▶ STATED TASK
Transcribe the records below exactly as they appear.

[START OF MATERIAL PROVIDED]

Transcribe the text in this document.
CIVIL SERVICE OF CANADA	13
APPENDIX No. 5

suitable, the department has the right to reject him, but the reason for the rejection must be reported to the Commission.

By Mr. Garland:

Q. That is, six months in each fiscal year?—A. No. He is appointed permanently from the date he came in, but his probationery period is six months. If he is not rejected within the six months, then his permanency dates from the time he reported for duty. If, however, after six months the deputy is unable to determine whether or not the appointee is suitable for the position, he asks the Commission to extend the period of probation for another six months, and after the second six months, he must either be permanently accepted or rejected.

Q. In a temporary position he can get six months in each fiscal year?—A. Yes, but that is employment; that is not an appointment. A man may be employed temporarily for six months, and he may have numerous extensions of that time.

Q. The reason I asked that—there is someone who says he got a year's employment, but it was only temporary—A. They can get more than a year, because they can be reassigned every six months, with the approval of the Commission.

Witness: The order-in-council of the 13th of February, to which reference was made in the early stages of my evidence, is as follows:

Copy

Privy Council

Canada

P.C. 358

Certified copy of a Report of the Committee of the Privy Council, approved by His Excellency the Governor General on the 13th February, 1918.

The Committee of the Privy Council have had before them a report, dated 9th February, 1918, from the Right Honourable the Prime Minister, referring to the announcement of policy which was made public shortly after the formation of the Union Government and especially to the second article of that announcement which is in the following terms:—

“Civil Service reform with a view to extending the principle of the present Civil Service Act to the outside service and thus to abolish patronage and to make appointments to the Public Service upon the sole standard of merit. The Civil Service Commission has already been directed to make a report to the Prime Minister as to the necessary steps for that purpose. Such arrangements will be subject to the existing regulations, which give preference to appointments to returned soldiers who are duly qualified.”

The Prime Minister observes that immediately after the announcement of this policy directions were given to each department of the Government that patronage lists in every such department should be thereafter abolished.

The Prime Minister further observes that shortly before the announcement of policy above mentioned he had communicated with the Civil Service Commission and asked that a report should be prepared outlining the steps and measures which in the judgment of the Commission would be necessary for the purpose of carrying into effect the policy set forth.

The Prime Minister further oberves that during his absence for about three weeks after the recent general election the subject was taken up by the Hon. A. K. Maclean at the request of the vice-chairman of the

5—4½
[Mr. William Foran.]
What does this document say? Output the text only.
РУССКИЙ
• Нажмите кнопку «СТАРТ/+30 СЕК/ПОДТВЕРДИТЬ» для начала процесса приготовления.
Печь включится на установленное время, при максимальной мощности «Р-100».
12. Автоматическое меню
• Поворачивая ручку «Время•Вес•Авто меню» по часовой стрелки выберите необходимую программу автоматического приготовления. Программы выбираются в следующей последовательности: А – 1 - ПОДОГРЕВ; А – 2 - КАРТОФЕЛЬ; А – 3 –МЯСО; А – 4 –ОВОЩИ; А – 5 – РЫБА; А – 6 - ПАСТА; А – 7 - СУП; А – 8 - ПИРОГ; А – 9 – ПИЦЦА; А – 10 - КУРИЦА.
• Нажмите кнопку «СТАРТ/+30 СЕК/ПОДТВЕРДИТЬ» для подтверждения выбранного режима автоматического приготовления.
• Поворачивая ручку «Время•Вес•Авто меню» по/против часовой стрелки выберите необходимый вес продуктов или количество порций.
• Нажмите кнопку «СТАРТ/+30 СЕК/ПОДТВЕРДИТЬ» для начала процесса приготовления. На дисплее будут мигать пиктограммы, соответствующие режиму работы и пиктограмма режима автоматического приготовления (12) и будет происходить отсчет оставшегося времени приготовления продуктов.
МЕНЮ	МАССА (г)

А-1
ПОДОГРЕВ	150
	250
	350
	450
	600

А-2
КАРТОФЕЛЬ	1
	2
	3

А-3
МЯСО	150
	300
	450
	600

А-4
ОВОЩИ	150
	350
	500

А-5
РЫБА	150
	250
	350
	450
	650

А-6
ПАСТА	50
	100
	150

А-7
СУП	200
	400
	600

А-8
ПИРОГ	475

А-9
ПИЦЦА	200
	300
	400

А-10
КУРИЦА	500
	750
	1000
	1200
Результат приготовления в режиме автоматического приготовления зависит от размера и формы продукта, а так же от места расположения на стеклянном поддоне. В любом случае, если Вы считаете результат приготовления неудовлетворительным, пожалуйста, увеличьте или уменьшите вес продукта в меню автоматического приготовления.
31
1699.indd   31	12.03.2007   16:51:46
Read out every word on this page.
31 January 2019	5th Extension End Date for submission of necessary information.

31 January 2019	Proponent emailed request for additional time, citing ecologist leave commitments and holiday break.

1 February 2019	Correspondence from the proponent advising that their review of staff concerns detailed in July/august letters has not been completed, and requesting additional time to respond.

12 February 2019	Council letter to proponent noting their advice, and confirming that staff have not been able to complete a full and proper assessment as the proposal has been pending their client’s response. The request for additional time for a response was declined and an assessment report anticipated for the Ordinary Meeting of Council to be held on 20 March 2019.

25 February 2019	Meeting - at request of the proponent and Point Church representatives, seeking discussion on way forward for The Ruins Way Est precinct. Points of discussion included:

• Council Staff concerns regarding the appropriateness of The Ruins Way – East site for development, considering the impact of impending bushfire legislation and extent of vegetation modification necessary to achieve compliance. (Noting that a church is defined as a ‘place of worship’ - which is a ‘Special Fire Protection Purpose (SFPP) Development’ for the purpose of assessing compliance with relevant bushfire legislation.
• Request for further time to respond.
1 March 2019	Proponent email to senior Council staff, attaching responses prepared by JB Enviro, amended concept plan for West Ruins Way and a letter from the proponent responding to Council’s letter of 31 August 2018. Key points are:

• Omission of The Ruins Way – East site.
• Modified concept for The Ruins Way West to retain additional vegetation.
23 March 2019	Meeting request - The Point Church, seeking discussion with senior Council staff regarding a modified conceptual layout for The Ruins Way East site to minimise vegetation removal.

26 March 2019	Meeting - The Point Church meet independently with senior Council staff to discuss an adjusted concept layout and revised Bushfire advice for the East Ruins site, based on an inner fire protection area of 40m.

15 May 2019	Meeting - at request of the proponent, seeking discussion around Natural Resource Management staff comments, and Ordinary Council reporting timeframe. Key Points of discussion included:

[END OF MATERIAL PROVIDED]

▶ WORKED SOLUTION
Transcribe the text in this document.
CIVIL SERVICE OF CANADA	13
APPENDIX No. 5

suitable, the department has the right to reject him, but the reason for the rejection must be reported to the Commission.

By Mr. Garland:

Q. That is, six months in each fiscal year?—A. No. He is appointed permanently from the date he came in, but his probationery period is six months. If he is not rejected within the six months, then his permanency dates from the time he reported for duty. If, however, after six months the deputy is unable to determine whether or not the appointee is suitable for the position, he asks the Commission to extend the period of probation for another six months, and after the second six months, he must either be permanently accepted or rejected.

Q. In a temporary position he can get six months in each fiscal year?—A. Yes, but that is employment; that is not an appointment. A man may be employed temporarily for six months, and he may have numerous extensions of that time.

Q. The reason I asked that—there is someone who says he got a year's employment, but it was only temporary—A. They can get more than a year, because they can be reassigned every six months, with the approval of the Commission.

Witness: The order-in-council of the 13th of February, to which reference was made in the early stages of my evidence, is as follows:

Copy

Privy Council

Canada

P.C. 358

Certified copy of a Report of the Committee of the Privy Council, approved by His Excellency the Governor General on the 13th February, 1918.

The Committee of the Privy Council have had before them a report, dated 9th February, 1918, from the Right Honourable the Prime Minister, referring to the announcement of policy which was made public shortly after the formation of the Union Government and especially to the second article of that announcement which is in the following terms:—

“Civil Service reform with a view to extending the principle of the present Civil Service Act to the outside service and thus to abolish patronage and to make appointments to the Public Service upon the sole standard of merit. The Civil Service Commission has already been directed to make a report to the Prime Minister as to the necessary steps for that purpose. Such arrangements will be subject to the existing regulations, which give preference to appointments to returned soldiers who are duly qualified.”

The Prime Minister observes that immediately after the announcement of this policy directions were given to each department of the Government that patronage lists in every such department should be thereafter abolished.

The Prime Minister further observes that shortly before the announcement of policy above mentioned he had communicated with the Civil Service Commission and asked that a report should be prepared outlining the steps and measures which in the judgment of the Commission would be necessary for the purpose of carrying into effect the policy set forth.

The Prime Minister further oberves that during his absence for about three weeks after the recent general election the subject was taken up by the Hon. A. K. Maclean at the request of the vice-chairman of the

5—4½
[Mr. William Foran.]
What does this document say? Output the text only.
РУССКИЙ
• Нажмите кнопку «СТАРТ/+30 СЕК/ПОДТВЕРДИТЬ» для начала процесса приготовления.
Печь включится на установленное время, при максимальной мощности «Р-100».
12. Автоматическое меню
• Поворачивая ручку «Время•Вес•Авто меню» по часовой стрелки выберите необходимую программу автоматического приготовления. Программы выбираются в следующей последовательности: А – 1 - ПОДОГРЕВ; А – 2 - КАРТОФЕЛЬ; А – 3 –МЯСО; А – 4 –ОВОЩИ; А – 5 – РЫБА; А – 6 - ПАСТА; А – 7 - СУП; А – 8 - ПИРОГ; А – 9 – ПИЦЦА; А – 10 - КУРИЦА.
• Нажмите кнопку «СТАРТ/+30 СЕК/ПОДТВЕРДИТЬ» для подтверждения выбранного режима автоматического приготовления.
• Поворачивая ручку «Время•Вес•Авто меню» по/против часовой стрелки выберите необходимый вес продуктов или количество порций.
• Нажмите кнопку «СТАРТ/+30 СЕК/ПОДТВЕРДИТЬ» для начала процесса приготовления. На дисплее будут мигать пиктограммы, соответствующие режиму работы и пиктограмма режима автоматического приготовления (12) и будет происходить отсчет оставшегося времени приготовления продуктов.
МЕНЮ	МАССА (г)

А-1
ПОДОГРЕВ	150
	250
	350
	450
	600

А-2
КАРТОФЕЛЬ	1
	2
	3

А-3
МЯСО	150
	300
	450
	600

А-4
ОВОЩИ	150
	350
	500

А-5
РЫБА	150
	250
	350
	450
	650

А-6
ПАСТА	50
	100
	150

А-7
СУП	200
	400
	600

А-8
ПИРОГ	475

А-9
ПИЦЦА	200
	300
	400

А-10
КУРИЦА	500
	750
	1000
	1200
Результат приготовления в режиме автоматического приготовления зависит от размера и формы продукта, а так же от места расположения на стеклянном поддоне. В любом случае, если Вы считаете результат приготовления неудовлетворительным, пожалуйста, увеличьте или уменьшите вес продукта в меню автоматического приготовления.
31
1699.indd   31	12.03.2007   16:51:46
Read out every word on this page.
31 January 2019	5th Extension End Date for submission of necessary information.

31 January 2019	Proponent emailed request for additional time, citing ecologist leave commitments and holiday break.

1 February 2019	Correspondence from the proponent advising that their review of staff concerns detailed in July/august letters has not been completed, and requesting additional time to respond.

12 February 2019	Council letter to proponent noting their advice, and confirming that staff have not been able to complete a full and proper assessment as the proposal has been pending their client’s response. The request for additional time for a response was declined and an assessment report anticipated for the Ordinary Meeting of Council to be held on 20 March 2019.

25 February 2019	Meeting - at request of the proponent and Point Church representatives, seeking discussion on way forward for The Ruins Way Est precinct. Points of discussion included:

• Council Staff concerns regarding the appropriateness of The Ruins Way – East site for development, considering the impact of impending bushfire legislation and extent of vegetation modification necessary to achieve compliance. (Noting that a church is defined as a ‘place of worship’ - which is a ‘Special Fire Protection Purpose (SFPP) Development’ for the purpose of assessing compliance with relevant bushfire legislation.
• Request for further time to respond.
1 March 2019	Proponent email to senior Council staff, attaching responses prepared by JB Enviro, amended concept plan for West Ruins Way and a letter from the proponent responding to Council’s letter of 31 August 2018. Key points are:

• Omission of The Ruins Way – East site.
• Modified concept for The Ruins Way West to retain additional vegetation.
23 March 2019	Meeting request - The Point Church, seeking discussion with senior Council staff regarding a modified conceptual layout for The Ruins Way East site to minimise vegetation removal.

26 March 2019	Meeting - The Point Church meet independently with senior Council staff to discuss an adjusted concept layout and revised Bushfire advice for the East Ruins site, based on an inner fire protection area of 40m.

15 May 2019	Meeting - at request of the proponent, seeking discussion around Natural Resource Management staff comments, and Ordinary Council reporting timeframe. Key Points of discussion included:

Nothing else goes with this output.